→ Stored items:
┌──

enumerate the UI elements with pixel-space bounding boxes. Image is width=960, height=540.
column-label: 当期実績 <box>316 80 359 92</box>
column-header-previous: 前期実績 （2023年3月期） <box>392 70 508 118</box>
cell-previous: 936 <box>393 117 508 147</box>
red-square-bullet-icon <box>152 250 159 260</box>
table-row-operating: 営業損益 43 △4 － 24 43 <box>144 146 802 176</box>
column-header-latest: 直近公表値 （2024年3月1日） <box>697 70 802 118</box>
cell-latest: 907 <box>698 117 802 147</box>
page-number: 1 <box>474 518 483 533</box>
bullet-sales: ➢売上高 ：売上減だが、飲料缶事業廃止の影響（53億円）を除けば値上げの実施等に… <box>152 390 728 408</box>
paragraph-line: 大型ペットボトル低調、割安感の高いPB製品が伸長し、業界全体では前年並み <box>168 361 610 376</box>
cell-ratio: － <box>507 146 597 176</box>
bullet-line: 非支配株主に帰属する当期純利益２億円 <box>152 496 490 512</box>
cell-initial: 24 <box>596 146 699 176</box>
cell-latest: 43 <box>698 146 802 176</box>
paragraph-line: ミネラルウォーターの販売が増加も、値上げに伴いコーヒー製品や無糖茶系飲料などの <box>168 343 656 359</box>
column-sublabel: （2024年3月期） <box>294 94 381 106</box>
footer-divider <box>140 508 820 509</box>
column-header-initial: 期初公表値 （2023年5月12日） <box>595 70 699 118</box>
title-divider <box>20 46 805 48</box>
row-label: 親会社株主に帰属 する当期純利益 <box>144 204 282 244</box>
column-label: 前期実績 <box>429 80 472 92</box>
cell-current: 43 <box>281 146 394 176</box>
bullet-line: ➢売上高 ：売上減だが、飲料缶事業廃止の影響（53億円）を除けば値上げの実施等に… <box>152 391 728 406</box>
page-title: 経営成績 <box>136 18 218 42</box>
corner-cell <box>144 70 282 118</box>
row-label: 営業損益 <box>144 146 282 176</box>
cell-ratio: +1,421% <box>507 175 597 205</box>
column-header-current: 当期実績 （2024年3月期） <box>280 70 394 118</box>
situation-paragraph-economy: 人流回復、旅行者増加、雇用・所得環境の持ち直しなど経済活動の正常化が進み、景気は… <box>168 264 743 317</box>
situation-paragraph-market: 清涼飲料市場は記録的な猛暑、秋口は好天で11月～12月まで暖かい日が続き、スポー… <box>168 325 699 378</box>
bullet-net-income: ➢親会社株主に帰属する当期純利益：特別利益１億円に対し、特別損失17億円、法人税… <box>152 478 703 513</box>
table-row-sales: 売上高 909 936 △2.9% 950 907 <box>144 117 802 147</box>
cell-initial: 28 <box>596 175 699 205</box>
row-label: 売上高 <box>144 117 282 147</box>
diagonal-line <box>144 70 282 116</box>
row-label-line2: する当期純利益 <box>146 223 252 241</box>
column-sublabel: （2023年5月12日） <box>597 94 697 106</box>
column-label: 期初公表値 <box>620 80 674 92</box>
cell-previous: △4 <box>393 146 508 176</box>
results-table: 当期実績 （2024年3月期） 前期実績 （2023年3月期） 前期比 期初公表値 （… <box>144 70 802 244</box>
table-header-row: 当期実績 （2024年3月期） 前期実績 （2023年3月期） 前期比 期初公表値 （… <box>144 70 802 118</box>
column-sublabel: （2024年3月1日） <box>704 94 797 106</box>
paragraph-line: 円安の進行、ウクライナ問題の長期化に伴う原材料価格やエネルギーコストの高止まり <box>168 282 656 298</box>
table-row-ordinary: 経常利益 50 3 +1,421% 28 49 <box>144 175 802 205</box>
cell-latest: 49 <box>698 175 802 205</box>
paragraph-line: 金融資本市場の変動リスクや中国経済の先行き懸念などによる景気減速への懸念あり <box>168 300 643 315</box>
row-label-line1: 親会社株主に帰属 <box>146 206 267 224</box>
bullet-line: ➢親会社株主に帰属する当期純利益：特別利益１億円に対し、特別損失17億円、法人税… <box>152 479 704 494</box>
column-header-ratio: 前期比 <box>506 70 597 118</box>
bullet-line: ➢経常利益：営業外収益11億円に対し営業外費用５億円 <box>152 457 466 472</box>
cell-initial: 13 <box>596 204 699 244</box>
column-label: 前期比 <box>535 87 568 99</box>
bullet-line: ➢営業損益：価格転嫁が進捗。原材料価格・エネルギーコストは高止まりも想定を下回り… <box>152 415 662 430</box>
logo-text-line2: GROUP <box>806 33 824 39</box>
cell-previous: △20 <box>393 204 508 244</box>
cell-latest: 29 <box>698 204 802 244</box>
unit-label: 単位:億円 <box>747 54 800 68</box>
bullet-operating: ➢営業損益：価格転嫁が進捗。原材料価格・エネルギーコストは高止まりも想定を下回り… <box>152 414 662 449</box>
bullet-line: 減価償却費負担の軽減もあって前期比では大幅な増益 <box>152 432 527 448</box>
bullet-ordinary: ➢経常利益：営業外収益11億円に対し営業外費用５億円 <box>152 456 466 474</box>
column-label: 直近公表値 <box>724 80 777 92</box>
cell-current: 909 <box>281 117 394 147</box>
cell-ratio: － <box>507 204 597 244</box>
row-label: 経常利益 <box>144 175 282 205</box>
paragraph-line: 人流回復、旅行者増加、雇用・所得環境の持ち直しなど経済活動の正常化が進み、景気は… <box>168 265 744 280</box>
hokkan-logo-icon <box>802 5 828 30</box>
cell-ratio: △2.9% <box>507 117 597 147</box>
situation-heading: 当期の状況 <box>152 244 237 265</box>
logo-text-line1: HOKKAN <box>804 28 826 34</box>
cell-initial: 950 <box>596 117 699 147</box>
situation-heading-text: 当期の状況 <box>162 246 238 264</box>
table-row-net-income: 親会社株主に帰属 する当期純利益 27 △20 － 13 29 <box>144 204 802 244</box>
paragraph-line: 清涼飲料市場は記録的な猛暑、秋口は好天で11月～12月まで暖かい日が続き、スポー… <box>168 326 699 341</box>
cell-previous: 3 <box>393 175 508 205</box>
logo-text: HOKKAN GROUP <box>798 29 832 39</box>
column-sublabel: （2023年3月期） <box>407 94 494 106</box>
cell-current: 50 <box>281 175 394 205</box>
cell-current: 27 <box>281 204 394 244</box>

└──

→ Task statement:
Transcribe every line of the records above, keeping each one unchanged.

→ Exercise answer:
enumerate the UI elements with pixel-space bounding boxes. Image is width=960, height=540.
column-label: 当期実績 <box>316 80 359 92</box>
column-header-previous: 前期実績 （2023年3月期） <box>392 70 508 118</box>
cell-previous: 936 <box>393 117 508 147</box>
red-square-bullet-icon <box>152 250 159 260</box>
table-row-operating: 営業損益 43 △4 － 24 43 <box>144 146 802 176</box>
column-header-latest: 直近公表値 （2024年3月1日） <box>697 70 802 118</box>
cell-latest: 907 <box>698 117 802 147</box>
page-number: 1 <box>474 518 483 533</box>
bullet-sales: ➢売上高 ：売上減だが、飲料缶事業廃止の影響（53億円）を除けば値上げの実施等に… <box>152 390 728 408</box>
paragraph-line: 大型ペットボトル低調、割安感の高いPB製品が伸長し、業界全体では前年並み <box>168 361 610 376</box>
cell-ratio: － <box>507 146 597 176</box>
bullet-line: 非支配株主に帰属する当期純利益２億円 <box>152 496 490 512</box>
cell-initial: 24 <box>596 146 699 176</box>
cell-latest: 43 <box>698 146 802 176</box>
paragraph-line: ミネラルウォーターの販売が増加も、値上げに伴いコーヒー製品や無糖茶系飲料などの <box>168 343 656 359</box>
column-sublabel: （2024年3月期） <box>294 94 381 106</box>
footer-divider <box>140 508 820 509</box>
column-header-initial: 期初公表値 （2023年5月12日） <box>595 70 699 118</box>
title-divider <box>20 46 805 48</box>
row-label: 親会社株主に帰属 する当期純利益 <box>144 204 282 244</box>
column-label: 前期実績 <box>429 80 472 92</box>
cell-current: 43 <box>281 146 394 176</box>
bullet-line: ➢売上高 ：売上減だが、飲料缶事業廃止の影響（53億円）を除けば値上げの実施等に… <box>152 391 728 406</box>
page-title: 経営成績 <box>136 18 218 42</box>
corner-cell <box>144 70 282 118</box>
row-label: 営業損益 <box>144 146 282 176</box>
cell-ratio: +1,421% <box>507 175 597 205</box>
column-header-current: 当期実績 （2024年3月期） <box>280 70 394 118</box>
situation-paragraph-economy: 人流回復、旅行者増加、雇用・所得環境の持ち直しなど経済活動の正常化が進み、景気は… <box>168 264 743 317</box>
situation-paragraph-market: 清涼飲料市場は記録的な猛暑、秋口は好天で11月～12月まで暖かい日が続き、スポー… <box>168 325 699 378</box>
bullet-net-income: ➢親会社株主に帰属する当期純利益：特別利益１億円に対し、特別損失17億円、法人税… <box>152 478 703 513</box>
table-row-sales: 売上高 909 936 △2.9% 950 907 <box>144 117 802 147</box>
cell-initial: 28 <box>596 175 699 205</box>
row-label: 売上高 <box>144 117 282 147</box>
diagonal-line <box>144 70 282 116</box>
row-label-line2: する当期純利益 <box>146 223 252 241</box>
column-sublabel: （2023年5月12日） <box>597 94 697 106</box>
column-label: 期初公表値 <box>620 80 674 92</box>
cell-previous: △4 <box>393 146 508 176</box>
results-table: 当期実績 （2024年3月期） 前期実績 （2023年3月期） 前期比 期初公表値 （… <box>144 70 802 244</box>
table-header-row: 当期実績 （2024年3月期） 前期実績 （2023年3月期） 前期比 期初公表値 （… <box>144 70 802 118</box>
column-sublabel: （2024年3月1日） <box>704 94 797 106</box>
paragraph-line: 円安の進行、ウクライナ問題の長期化に伴う原材料価格やエネルギーコストの高止まり <box>168 282 656 298</box>
table-row-ordinary: 経常利益 50 3 +1,421% 28 49 <box>144 175 802 205</box>
cell-latest: 49 <box>698 175 802 205</box>
paragraph-line: 金融資本市場の変動リスクや中国経済の先行き懸念などによる景気減速への懸念あり <box>168 300 643 315</box>
row-label-line1: 親会社株主に帰属 <box>146 206 267 224</box>
bullet-line: ➢親会社株主に帰属する当期純利益：特別利益１億円に対し、特別損失17億円、法人税… <box>152 479 704 494</box>
column-header-ratio: 前期比 <box>506 70 597 118</box>
bullet-line: ➢経常利益：営業外収益11億円に対し営業外費用５億円 <box>152 457 466 472</box>
cell-initial: 13 <box>596 204 699 244</box>
column-label: 前期比 <box>535 87 568 99</box>
bullet-line: ➢営業損益：価格転嫁が進捗。原材料価格・エネルギーコストは高止まりも想定を下回り… <box>152 415 662 430</box>
logo-text-line2: GROUP <box>806 33 824 39</box>
cell-previous: △20 <box>393 204 508 244</box>
cell-latest: 29 <box>698 204 802 244</box>
unit-label: 単位:億円 <box>747 54 800 68</box>
bullet-operating: ➢営業損益：価格転嫁が進捗。原材料価格・エネルギーコストは高止まりも想定を下回り… <box>152 414 662 449</box>
bullet-line: 減価償却費負担の軽減もあって前期比では大幅な増益 <box>152 432 527 448</box>
bullet-ordinary: ➢経常利益：営業外収益11億円に対し営業外費用５億円 <box>152 456 466 474</box>
column-label: 直近公表値 <box>724 80 777 92</box>
cell-current: 909 <box>281 117 394 147</box>
cell-ratio: － <box>507 204 597 244</box>
row-label: 経常利益 <box>144 175 282 205</box>
paragraph-line: 人流回復、旅行者増加、雇用・所得環境の持ち直しなど経済活動の正常化が進み、景気は… <box>168 265 744 280</box>
hokkan-logo-icon <box>802 5 828 30</box>
cell-ratio: △2.9% <box>507 117 597 147</box>
situation-heading: 当期の状況 <box>152 244 237 265</box>
logo-text-line1: HOKKAN <box>804 28 826 34</box>
cell-initial: 950 <box>596 117 699 147</box>
situation-heading-text: 当期の状況 <box>162 246 238 264</box>
table-row-net-income: 親会社株主に帰属 する当期純利益 27 △20 － 13 29 <box>144 204 802 244</box>
paragraph-line: 清涼飲料市場は記録的な猛暑、秋口は好天で11月～12月まで暖かい日が続き、スポー… <box>168 326 699 341</box>
cell-previous: 3 <box>393 175 508 205</box>
logo-text: HOKKAN GROUP <box>798 29 832 39</box>
column-sublabel: （2023年3月期） <box>407 94 494 106</box>
cell-current: 50 <box>281 175 394 205</box>
cell-current: 27 <box>281 204 394 244</box>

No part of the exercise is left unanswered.